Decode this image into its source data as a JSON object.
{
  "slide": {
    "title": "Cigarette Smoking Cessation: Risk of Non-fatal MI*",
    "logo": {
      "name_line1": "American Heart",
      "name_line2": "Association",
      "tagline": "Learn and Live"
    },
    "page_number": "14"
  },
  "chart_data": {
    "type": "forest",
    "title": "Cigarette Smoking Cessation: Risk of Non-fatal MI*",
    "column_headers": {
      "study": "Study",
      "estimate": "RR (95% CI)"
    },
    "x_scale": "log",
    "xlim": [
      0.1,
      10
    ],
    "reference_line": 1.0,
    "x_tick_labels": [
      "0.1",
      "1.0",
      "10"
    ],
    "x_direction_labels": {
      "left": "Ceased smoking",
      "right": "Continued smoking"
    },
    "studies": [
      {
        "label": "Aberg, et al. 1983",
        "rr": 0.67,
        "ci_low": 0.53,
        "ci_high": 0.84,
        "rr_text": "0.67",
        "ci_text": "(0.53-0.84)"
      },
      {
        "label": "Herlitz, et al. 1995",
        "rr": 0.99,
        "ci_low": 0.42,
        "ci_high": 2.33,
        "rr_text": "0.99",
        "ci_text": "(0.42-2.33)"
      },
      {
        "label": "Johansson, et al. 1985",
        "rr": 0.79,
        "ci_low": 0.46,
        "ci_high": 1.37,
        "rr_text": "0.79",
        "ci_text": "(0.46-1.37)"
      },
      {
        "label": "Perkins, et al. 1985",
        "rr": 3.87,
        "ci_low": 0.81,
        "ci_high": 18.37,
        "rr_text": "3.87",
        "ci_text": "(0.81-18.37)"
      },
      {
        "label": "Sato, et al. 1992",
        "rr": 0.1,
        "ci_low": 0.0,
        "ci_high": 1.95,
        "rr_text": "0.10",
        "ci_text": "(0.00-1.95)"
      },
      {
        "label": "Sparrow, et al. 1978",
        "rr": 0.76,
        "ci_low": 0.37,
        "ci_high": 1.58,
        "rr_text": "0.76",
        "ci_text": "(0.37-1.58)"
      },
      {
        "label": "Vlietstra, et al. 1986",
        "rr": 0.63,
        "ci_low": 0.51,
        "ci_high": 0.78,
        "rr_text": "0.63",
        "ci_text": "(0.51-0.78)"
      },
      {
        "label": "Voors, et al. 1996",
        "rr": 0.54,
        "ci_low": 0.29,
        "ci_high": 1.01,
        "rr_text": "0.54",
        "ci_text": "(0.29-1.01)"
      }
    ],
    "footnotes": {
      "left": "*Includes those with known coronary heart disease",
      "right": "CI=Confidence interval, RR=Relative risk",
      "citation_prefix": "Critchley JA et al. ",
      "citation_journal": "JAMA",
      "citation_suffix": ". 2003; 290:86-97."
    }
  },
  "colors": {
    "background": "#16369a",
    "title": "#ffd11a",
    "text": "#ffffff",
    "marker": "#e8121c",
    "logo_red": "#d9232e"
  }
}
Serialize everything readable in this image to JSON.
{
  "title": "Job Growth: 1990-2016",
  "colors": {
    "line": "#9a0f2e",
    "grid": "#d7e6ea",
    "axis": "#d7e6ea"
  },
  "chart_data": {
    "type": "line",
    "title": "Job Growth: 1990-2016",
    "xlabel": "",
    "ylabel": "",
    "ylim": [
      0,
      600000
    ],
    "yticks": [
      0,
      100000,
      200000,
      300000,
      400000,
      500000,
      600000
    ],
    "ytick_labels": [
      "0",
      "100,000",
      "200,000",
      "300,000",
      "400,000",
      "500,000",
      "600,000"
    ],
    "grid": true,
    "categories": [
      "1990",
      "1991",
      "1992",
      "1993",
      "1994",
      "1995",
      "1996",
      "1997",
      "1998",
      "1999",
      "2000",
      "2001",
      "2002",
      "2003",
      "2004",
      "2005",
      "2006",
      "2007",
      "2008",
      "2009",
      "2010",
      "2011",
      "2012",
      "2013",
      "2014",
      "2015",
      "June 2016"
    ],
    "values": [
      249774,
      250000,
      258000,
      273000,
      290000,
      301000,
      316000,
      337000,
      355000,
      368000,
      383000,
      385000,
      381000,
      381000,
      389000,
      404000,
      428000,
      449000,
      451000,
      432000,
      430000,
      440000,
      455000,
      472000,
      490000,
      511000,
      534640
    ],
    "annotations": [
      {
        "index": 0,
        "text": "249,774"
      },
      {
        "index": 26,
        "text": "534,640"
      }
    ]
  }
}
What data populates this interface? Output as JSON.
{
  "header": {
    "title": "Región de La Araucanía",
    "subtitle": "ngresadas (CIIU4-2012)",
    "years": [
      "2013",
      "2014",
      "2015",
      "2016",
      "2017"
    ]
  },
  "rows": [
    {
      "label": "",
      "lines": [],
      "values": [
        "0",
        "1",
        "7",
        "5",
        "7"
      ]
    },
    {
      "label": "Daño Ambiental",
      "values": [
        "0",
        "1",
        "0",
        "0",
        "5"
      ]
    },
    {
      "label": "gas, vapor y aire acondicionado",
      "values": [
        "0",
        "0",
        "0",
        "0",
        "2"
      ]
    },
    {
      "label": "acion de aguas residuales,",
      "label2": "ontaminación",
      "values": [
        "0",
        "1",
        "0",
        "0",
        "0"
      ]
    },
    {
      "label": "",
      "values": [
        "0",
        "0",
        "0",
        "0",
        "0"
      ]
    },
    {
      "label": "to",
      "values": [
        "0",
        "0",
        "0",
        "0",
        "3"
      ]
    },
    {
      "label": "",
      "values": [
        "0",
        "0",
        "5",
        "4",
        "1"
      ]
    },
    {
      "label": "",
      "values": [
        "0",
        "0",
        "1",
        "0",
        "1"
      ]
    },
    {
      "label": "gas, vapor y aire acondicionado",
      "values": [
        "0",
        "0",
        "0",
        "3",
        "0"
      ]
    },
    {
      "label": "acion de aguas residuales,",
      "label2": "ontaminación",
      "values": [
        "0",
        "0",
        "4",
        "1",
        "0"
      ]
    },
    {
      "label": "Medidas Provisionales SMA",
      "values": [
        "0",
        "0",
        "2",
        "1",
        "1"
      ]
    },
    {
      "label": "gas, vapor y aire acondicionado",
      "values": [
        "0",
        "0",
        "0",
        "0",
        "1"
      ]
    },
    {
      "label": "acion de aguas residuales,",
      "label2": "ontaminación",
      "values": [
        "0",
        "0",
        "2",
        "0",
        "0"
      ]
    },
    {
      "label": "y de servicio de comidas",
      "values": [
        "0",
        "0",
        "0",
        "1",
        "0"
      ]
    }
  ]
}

= THE REQUEST =
Check each line above for the string "left", then copy the ones that have it.

= OUTPUT FOR THIS EXERCISE =
      "left": "Ceased smoking",
      "left": "*Includes those with known coronary heart disease",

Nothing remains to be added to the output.